EVERYBODY HAS SOMETHING TO HIDE

Macrina began with a friendly disclaimer: “I hope everybody’s OK with being on an FBI watch list after attending this event.” She went on to offer a brief history of library active resistance to privacy threats, including the FBI’s late–Cold War clandestine surveillance program that targeted librarians. (For a more in-depth look, see The Nation’s recent article in its May 25, 2015 edition, Librarians vs. the NSA.)

The NSA’s data retrieval system, Macrina explained, is sophisticated and can pull information from any Internet communication using a major commercial platform, including Google, Apple, Microsoft, and Skype. Section 215 of the Patriot Act, “Access to records and other items under [the Foreign Intelligence Surveillance Act of 1978]” (commonly known as the “library records” provision), authorizes government collection of broadly defined “tangible things” to assist in a security investigation. “I don’t think any of us could have anticipated just how big this [NSA] problem would be,” she said.

And privacy is important in all its permutations, stressed Macrina. “I reject the idea that people have nothing to hide,” she said. “I have something to hide, and so do all of you. You’re all wearing clothes. You don’t post your medical records…. You’re human.” She also noted that according to statistics collected by PEN America, a global association of writers devoted to defending literary free speech, one in six writers has avoided writing or speaking on a topic that they thought would subject them to surveillance. Another one in six has seriously considered doing so. “That’s a huge existential threat to libraries as far as I’m concerned,” Macrina said.

However, she added, “We’re not doomed. I’m setting up this problem because I’m setting up a solution.”

The LFP, which earlier this year won a Knight Foundation News Challenge grant, is dedicated to educating librarians on intellectual freedom issues. To that end, Macrina stated, “Technology in the liberation of social good is our best defense.” She favors encryption tools and free open source software, which both fits with libraries’ ethical framework and provides “that level of transparency [where] it becomes incredibly difficult for a malicious actor to backdoor the software.”

On a small scale, Macrina suggested that every librarian make time to assess the library’s resources, think about who might compromise it, and imagine what could be done to protect it. In addition to the previously mentioned Tor and DuckDuckGo, she mentioned several solutions that can be easily implemented: the EFF’s HTTPS Everywhere extension, which automatically provides secure authentication for every site used in a system; Textsecure, which encrypts text messages; Signal, which encrypts phone calls on Android devices; the password management utility KeePassX; and Tails, a flash drive–based Linux browser that anonymizes all data.

However, Macrina also teaches simpler versions of her tech-heavy defense at LFP for those who might find it a barrier. That way, she said, “At least you know about the law. At least you know what some of those programs are,” adding that there’s no reason why an Introduction to the Internet library class can’t use DuckDuckGo. And she will be conducting a workshop on Digital Privacy and Security: Keeping You and Your Library Safe and Secure in a Post-Snowden World at ALA’s Annual Conference in June.

Macrina acknowledges that her paranoia levels have increased along with her involvement in privacy issues, but feels that her cause—and her chance to encourage a privacy-literate population—is worth the worry. As librarians, she said in summation, we have the ability to “make privacy protection tools ubiquitous and mainstream.”

Document layout detection data:
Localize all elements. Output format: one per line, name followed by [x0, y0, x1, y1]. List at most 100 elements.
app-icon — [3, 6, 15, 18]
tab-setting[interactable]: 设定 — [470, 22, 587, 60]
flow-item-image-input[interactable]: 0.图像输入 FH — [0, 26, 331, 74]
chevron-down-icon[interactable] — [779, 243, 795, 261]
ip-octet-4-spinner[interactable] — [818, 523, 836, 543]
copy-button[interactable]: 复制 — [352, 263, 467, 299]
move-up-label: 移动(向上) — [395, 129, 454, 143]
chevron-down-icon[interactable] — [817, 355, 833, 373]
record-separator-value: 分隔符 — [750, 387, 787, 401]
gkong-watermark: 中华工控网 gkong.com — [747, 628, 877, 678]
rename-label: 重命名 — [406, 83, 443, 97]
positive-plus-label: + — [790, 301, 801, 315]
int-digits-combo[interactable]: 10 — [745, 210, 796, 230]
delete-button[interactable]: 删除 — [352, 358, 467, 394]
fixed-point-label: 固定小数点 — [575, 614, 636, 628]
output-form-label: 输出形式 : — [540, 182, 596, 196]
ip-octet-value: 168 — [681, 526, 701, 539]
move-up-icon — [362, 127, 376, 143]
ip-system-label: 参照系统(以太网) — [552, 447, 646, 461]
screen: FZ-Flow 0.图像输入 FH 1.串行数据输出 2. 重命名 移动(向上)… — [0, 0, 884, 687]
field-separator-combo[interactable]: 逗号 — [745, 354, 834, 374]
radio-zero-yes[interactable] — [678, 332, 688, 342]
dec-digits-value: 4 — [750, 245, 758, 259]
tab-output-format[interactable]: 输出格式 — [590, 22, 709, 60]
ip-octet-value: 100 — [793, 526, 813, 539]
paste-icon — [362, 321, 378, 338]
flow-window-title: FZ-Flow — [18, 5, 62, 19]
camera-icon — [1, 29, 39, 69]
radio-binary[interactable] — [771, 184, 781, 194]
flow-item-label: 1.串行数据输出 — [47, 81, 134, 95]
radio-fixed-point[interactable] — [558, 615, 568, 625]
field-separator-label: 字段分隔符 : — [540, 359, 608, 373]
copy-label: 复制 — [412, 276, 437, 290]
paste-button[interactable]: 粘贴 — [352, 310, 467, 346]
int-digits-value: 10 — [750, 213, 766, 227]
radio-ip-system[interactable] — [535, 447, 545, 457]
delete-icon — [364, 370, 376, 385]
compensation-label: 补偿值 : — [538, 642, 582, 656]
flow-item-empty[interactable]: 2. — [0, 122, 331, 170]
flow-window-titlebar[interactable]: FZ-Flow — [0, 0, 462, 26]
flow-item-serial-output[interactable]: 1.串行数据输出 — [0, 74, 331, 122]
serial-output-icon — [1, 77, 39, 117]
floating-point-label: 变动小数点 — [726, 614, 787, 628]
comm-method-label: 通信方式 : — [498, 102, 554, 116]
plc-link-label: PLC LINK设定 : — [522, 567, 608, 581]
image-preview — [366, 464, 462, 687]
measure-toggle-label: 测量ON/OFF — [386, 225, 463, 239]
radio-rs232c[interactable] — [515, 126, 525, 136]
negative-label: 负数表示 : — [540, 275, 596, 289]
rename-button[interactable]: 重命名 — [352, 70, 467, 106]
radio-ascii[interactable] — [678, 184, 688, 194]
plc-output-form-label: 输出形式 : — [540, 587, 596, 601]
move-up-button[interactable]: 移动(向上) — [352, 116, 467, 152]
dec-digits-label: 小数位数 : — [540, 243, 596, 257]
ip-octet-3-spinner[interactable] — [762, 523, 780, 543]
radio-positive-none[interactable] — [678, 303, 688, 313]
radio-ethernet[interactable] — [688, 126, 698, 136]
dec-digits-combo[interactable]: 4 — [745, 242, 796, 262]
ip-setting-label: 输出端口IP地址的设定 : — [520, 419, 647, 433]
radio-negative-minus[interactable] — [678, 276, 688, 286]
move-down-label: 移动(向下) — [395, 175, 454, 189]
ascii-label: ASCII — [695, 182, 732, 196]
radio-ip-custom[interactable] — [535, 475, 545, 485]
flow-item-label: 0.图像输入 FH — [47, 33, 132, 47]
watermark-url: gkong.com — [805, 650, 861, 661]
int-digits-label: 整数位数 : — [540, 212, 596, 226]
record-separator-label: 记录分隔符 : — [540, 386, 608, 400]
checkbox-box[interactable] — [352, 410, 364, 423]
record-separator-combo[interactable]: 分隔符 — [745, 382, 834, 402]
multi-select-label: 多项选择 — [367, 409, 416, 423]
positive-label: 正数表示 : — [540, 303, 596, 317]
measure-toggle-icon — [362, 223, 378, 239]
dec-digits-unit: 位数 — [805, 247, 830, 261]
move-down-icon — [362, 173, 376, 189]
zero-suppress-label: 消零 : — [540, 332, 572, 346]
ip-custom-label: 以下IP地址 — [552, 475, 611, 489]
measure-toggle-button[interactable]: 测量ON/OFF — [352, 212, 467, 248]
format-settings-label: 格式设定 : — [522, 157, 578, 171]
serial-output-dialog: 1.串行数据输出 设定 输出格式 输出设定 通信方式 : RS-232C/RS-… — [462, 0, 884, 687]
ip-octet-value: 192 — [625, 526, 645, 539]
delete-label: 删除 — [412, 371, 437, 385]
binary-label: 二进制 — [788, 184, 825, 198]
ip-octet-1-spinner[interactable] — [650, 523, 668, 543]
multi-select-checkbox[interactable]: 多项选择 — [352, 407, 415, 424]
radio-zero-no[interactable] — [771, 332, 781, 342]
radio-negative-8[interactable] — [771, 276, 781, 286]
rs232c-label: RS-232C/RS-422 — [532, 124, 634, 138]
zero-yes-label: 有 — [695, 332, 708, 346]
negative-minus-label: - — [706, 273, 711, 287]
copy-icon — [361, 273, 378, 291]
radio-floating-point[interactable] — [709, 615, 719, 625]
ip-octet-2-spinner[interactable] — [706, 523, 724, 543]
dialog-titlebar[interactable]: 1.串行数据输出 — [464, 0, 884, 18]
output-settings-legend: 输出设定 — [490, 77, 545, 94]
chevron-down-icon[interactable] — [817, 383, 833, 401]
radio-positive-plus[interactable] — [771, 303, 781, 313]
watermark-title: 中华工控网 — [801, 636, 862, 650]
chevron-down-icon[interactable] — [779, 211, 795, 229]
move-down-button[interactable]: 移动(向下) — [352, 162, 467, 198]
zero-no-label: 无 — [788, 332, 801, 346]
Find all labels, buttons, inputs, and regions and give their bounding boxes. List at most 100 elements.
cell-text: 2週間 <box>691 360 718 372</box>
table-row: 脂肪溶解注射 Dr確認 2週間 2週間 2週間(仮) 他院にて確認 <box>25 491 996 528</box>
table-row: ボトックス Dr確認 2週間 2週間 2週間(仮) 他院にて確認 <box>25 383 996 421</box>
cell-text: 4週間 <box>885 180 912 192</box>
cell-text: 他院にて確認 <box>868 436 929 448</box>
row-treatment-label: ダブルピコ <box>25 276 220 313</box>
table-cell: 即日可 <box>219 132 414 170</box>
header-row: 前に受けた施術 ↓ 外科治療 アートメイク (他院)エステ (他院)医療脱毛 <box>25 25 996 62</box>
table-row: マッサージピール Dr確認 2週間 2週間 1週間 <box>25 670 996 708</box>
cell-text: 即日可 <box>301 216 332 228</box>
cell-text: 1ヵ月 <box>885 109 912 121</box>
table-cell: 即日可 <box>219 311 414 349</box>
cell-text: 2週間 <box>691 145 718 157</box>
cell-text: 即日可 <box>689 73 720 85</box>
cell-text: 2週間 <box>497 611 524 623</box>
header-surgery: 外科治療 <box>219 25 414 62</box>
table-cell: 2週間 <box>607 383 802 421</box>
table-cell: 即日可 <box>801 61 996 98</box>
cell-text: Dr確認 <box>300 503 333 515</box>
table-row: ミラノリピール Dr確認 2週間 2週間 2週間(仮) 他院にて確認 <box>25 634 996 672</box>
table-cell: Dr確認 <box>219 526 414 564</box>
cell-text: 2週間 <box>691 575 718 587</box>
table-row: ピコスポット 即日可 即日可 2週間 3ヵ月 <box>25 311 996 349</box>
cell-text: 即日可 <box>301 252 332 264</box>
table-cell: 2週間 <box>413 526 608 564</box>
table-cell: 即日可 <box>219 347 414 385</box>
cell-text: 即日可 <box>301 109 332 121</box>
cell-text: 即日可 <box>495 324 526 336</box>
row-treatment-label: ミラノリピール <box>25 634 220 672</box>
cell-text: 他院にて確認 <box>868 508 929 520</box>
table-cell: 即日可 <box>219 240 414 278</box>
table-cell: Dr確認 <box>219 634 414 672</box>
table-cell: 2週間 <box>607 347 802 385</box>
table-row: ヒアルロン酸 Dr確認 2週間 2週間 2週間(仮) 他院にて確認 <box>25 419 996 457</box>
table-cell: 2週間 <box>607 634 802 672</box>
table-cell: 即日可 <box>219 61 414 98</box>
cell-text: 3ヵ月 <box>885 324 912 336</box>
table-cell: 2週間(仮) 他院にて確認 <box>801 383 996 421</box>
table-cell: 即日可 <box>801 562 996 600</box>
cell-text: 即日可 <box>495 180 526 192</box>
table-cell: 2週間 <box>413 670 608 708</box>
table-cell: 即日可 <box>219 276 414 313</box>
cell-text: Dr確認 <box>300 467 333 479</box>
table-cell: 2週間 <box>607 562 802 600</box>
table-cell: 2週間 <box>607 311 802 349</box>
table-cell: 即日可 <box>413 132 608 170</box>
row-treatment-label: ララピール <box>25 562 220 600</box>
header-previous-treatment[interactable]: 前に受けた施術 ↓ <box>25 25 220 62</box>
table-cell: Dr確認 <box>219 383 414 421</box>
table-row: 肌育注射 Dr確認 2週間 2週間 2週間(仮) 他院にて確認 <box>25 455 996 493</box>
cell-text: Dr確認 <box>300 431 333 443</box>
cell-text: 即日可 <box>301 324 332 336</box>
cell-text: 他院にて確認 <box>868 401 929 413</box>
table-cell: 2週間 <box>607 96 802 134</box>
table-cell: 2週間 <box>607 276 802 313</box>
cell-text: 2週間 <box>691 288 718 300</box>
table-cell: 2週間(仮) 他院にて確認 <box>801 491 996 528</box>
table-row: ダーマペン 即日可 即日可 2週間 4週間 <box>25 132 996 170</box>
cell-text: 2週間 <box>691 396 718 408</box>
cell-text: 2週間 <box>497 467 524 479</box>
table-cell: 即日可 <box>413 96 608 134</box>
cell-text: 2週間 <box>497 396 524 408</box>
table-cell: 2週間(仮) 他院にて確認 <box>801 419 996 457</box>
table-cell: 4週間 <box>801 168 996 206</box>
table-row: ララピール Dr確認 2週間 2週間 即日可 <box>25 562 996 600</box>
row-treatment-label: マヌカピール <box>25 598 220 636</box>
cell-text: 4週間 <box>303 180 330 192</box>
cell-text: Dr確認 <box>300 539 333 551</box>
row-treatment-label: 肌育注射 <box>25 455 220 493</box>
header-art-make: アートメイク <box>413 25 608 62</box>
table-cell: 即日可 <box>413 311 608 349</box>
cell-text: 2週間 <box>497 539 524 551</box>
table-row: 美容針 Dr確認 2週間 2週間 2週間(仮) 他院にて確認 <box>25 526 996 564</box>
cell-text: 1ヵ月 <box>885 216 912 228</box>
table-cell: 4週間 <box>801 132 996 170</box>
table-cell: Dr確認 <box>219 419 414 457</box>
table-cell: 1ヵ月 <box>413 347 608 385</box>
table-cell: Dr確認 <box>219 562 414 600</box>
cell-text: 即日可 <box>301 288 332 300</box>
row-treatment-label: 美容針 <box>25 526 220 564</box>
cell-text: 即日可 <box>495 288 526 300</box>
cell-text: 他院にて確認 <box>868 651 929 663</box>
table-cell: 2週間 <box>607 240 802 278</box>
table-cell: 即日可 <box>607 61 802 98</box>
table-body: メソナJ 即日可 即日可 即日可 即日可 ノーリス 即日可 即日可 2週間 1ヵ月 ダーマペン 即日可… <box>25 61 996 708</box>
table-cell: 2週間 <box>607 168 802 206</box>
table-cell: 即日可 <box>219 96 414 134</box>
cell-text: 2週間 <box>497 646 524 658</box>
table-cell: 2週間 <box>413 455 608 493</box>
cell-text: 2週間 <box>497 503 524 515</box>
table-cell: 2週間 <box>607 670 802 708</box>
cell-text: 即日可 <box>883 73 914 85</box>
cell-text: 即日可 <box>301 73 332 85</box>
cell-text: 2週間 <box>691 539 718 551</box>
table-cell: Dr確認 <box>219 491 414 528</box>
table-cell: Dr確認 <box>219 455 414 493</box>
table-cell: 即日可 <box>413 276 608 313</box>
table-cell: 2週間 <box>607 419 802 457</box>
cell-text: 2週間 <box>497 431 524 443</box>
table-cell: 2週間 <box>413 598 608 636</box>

** TASK INSTRUCTIONS **
**1)** Please revise the passage on library privacy from "On a small scale, Macrina" up to and including "anonymizes all data.", swapping "librarian" for "library worker".
**2)** Which major commercial platforms does the passage on library privacy say the NSA's data retrieval system can pull information from?

** RESULTS OF THE TASKS **
**1)**
On a small scale, Macrina suggested that every library worker make time to assess the library’s resources, think about who might compromise it, and imagine what could be done to protect it. In addition to the previously mentioned Tor and DuckDuckGo, she mentioned several solutions that can be easily implemented: the EFF’s HTTPS Everywhere extension, which automatically provides secure authentication for every site used in a system; Textsecure, which encrypts text messages; Signal, which encrypts phone calls on Android devices; the password management utility KeePassX; and Tails, a flash drive–based Linux browser that anonymizes all data.

**2)** Google, Apple, Microsoft, Skype